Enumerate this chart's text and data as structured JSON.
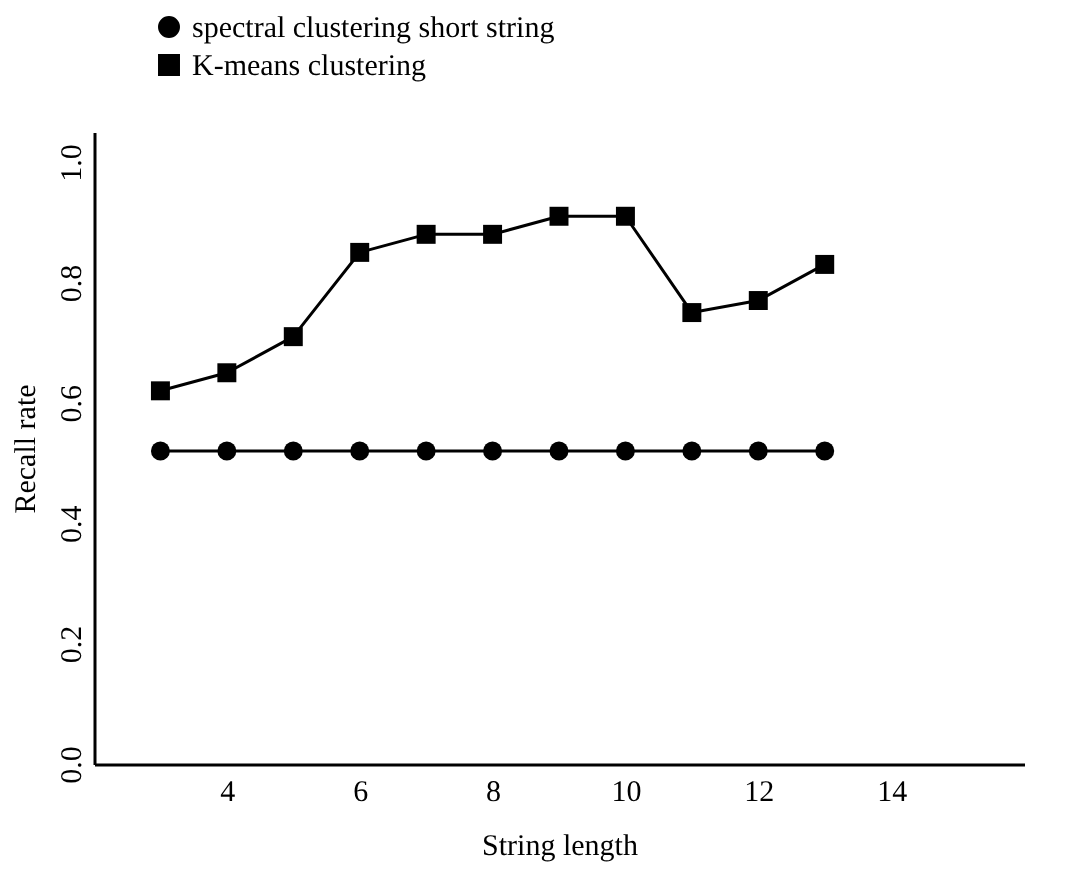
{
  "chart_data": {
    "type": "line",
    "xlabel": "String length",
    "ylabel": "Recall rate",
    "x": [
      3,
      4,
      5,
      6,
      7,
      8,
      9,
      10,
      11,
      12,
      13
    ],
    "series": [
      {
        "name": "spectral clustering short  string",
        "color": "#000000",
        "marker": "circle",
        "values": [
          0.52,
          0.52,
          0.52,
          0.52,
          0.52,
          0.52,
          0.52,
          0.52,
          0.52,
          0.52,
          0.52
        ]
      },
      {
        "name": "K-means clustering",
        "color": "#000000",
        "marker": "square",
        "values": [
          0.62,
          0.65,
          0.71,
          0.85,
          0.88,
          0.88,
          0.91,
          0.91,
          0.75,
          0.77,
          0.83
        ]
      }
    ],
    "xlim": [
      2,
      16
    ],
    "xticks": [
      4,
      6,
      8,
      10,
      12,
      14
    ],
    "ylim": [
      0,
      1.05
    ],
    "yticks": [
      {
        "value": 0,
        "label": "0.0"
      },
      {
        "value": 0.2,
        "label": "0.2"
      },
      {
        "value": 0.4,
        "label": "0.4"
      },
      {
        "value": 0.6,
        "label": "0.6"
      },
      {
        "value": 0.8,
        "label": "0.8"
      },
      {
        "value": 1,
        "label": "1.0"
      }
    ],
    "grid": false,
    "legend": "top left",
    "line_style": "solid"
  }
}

————————

§ Exercise instructions: Give every line back word for word and leave the pictures out.

§ Exercise result:
Enumerate this chart's text and data as structured JSON.
{
  "chart_data": {
    "type": "line",
    "xlabel": "String length",
    "ylabel": "Recall rate",
    "x": [
      3,
      4,
      5,
      6,
      7,
      8,
      9,
      10,
      11,
      12,
      13
    ],
    "series": [
      {
        "name": "spectral clustering short  string",
        "color": "#000000",
        "marker": "circle",
        "values": [
          0.52,
          0.52,
          0.52,
          0.52,
          0.52,
          0.52,
          0.52,
          0.52,
          0.52,
          0.52,
          0.52
        ]
      },
      {
        "name": "K-means clustering",
        "color": "#000000",
        "marker": "square",
        "values": [
          0.62,
          0.65,
          0.71,
          0.85,
          0.88,
          0.88,
          0.91,
          0.91,
          0.75,
          0.77,
          0.83
        ]
      }
    ],
    "xlim": [
      2,
      16
    ],
    "xticks": [
      4,
      6,
      8,
      10,
      12,
      14
    ],
    "ylim": [
      0,
      1.05
    ],
    "yticks": [
      {
        "value": 0,
        "label": "0.0"
      },
      {
        "value": 0.2,
        "label": "0.2"
      },
      {
        "value": 0.4,
        "label": "0.4"
      },
      {
        "value": 0.6,
        "label": "0.6"
      },
      {
        "value": 0.8,
        "label": "0.8"
      },
      {
        "value": 1,
        "label": "1.0"
      }
    ],
    "grid": false,
    "legend": "top left",
    "line_style": "solid"
  }
}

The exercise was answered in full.